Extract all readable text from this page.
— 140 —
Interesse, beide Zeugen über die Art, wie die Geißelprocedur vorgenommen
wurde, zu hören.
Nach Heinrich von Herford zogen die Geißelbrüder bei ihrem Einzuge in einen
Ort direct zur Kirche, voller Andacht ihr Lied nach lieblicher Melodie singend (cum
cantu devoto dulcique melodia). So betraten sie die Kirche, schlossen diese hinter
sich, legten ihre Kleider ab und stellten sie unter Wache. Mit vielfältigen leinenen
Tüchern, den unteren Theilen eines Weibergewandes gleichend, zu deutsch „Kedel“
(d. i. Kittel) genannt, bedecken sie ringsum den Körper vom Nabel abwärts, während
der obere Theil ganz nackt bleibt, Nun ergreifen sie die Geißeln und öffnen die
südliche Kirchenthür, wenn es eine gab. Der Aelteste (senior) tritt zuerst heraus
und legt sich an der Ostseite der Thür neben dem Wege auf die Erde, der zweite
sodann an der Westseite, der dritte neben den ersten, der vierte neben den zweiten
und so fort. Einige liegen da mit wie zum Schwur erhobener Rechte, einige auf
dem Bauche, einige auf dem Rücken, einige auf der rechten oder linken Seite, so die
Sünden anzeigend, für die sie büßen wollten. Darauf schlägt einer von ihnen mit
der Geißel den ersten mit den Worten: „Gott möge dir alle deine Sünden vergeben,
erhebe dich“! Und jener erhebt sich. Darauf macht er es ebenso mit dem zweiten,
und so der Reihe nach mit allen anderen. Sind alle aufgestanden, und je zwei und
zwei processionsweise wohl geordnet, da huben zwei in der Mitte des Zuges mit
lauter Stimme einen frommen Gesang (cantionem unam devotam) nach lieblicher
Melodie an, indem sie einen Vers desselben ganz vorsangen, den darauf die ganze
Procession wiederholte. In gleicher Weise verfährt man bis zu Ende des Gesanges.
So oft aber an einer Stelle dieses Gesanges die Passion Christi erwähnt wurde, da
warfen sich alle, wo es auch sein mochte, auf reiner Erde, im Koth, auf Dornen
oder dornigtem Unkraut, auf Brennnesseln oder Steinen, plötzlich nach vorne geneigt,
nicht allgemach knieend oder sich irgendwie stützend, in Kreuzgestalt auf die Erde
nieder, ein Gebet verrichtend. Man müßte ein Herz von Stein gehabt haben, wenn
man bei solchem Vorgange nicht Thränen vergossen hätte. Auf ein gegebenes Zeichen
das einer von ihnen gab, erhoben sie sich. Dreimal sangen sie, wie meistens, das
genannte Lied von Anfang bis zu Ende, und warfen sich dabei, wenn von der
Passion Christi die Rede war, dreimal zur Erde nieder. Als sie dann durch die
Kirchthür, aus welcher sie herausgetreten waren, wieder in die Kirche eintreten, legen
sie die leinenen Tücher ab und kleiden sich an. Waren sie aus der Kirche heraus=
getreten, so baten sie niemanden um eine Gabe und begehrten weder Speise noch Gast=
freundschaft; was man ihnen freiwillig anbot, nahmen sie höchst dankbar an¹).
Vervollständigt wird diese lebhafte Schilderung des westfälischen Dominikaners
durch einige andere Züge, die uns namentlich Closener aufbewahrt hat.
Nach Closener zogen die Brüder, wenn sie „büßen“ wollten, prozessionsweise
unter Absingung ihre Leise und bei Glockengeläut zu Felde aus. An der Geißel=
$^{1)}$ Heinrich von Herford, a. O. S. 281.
-=-=-=-=-
Pick out and copy the lines of the entries that hold the string "Heinrich".

Nach Heinrich von Herford zogen die Geißelbrüder bei ihrem Einzuge in einen
$^{1)}$ Heinrich von Herford, a. O. S. 281.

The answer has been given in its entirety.